* _Work to do_:
Tell me how many lines hold "above", please, using only the number.

(Data excerpts)
#####

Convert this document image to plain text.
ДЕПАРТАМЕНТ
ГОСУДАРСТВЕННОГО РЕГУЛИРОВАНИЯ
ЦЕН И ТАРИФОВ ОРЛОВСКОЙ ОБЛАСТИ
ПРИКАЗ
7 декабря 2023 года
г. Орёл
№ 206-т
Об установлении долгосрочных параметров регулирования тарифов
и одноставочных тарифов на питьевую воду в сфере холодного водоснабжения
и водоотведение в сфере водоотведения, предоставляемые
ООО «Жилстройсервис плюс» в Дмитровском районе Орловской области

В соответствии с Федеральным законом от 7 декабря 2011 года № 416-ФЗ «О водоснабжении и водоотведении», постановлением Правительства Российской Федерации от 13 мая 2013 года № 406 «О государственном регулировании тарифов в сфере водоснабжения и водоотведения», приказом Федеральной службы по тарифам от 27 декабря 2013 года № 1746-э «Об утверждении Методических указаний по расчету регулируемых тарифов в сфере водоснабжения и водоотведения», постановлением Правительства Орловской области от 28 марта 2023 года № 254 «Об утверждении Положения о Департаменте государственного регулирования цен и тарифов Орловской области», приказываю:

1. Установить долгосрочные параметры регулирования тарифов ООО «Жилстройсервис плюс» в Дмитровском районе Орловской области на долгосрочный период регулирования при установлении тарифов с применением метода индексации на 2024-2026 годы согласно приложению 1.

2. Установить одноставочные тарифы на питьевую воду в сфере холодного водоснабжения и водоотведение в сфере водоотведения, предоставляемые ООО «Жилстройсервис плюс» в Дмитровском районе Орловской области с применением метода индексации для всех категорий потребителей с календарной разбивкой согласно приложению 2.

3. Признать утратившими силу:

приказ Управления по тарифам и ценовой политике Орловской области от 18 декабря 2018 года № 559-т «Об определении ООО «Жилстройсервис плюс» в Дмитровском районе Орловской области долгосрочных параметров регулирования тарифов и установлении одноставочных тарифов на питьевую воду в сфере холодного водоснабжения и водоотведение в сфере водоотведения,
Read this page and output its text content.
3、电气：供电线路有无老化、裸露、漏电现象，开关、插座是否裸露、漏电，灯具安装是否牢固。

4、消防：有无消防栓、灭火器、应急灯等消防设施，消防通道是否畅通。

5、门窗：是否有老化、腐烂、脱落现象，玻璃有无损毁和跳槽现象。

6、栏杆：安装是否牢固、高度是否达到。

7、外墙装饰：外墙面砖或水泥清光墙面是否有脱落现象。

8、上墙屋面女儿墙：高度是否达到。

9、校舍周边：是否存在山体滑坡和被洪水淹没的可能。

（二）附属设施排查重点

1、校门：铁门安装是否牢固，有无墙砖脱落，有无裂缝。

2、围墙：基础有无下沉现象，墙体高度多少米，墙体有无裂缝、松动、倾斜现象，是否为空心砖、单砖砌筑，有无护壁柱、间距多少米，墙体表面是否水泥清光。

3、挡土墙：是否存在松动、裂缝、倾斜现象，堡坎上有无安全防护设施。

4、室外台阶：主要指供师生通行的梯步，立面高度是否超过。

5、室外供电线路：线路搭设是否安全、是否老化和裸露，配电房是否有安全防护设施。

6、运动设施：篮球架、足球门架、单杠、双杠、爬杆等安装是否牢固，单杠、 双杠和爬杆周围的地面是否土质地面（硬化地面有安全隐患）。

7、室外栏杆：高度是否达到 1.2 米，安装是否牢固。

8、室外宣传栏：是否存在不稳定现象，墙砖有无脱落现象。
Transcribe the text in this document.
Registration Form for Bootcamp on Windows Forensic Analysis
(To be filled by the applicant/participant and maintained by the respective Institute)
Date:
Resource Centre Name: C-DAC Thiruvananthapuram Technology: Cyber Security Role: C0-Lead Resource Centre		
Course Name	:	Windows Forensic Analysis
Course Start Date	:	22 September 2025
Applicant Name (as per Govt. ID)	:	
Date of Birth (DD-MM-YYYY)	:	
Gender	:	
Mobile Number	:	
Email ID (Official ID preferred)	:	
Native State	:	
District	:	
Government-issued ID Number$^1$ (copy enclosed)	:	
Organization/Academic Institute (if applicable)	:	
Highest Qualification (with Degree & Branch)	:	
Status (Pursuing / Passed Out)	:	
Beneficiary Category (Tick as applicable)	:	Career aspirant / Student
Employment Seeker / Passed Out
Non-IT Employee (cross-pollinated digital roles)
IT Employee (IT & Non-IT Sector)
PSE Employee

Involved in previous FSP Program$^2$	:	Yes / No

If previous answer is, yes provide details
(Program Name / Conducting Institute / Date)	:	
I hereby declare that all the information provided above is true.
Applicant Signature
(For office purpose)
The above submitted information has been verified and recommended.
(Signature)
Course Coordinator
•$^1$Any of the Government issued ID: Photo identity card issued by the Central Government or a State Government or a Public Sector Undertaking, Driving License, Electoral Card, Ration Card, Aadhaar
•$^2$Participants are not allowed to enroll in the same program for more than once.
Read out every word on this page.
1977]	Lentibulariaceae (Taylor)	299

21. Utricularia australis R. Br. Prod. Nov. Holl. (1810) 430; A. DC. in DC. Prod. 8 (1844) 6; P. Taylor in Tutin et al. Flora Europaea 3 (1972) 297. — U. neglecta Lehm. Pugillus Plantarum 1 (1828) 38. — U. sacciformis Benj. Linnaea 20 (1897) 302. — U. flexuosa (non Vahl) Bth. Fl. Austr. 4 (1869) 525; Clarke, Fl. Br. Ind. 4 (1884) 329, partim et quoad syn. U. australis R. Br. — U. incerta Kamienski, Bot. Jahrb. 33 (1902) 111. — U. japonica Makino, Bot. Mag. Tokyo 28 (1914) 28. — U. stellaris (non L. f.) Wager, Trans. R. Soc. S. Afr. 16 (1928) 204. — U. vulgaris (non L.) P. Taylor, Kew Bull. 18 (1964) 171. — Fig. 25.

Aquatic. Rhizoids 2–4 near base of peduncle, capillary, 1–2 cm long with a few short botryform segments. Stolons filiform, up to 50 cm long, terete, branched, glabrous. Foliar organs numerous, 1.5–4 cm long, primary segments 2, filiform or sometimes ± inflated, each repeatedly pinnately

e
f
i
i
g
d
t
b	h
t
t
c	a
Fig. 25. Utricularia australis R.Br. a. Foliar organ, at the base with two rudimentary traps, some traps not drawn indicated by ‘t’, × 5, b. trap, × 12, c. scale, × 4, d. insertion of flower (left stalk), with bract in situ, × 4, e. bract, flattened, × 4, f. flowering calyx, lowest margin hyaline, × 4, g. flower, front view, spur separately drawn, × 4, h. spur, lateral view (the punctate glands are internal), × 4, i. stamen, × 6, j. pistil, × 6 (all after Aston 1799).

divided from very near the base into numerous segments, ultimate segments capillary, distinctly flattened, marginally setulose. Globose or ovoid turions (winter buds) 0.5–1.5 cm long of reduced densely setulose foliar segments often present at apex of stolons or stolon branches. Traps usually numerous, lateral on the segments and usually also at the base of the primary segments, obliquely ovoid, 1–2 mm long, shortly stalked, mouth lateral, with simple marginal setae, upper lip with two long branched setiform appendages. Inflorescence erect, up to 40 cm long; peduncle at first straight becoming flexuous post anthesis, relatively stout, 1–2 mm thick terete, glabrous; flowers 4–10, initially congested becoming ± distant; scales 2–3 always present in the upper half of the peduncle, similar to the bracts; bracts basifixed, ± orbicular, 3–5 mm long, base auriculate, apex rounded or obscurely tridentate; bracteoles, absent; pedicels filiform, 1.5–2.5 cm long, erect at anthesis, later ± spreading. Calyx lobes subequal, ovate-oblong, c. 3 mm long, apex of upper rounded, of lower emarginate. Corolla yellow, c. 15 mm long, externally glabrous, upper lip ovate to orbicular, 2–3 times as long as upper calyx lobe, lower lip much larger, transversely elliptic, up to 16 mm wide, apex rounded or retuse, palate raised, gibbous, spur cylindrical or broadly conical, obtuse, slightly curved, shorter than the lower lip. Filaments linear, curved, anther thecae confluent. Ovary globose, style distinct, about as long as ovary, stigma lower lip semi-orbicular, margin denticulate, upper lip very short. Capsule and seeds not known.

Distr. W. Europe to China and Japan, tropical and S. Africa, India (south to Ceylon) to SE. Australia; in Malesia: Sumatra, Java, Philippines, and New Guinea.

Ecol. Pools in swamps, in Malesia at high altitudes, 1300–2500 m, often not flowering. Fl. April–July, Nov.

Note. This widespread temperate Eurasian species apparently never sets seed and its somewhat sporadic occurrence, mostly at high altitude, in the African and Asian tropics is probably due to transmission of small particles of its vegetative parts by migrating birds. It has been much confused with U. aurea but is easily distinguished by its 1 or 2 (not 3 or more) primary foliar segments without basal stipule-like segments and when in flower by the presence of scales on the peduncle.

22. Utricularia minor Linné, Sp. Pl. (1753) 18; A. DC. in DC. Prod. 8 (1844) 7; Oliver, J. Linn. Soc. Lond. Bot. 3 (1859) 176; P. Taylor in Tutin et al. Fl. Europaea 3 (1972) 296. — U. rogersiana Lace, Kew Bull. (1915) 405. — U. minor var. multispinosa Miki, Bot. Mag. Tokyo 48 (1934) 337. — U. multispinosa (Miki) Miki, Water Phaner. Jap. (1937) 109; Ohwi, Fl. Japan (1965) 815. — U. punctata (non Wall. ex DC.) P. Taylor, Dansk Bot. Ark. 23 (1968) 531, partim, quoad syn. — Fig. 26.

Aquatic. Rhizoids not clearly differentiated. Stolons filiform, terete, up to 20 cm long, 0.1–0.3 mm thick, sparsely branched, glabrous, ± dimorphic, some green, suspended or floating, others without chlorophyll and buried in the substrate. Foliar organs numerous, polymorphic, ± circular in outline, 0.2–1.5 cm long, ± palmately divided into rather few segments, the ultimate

#####

* _Output for this exercise_:
2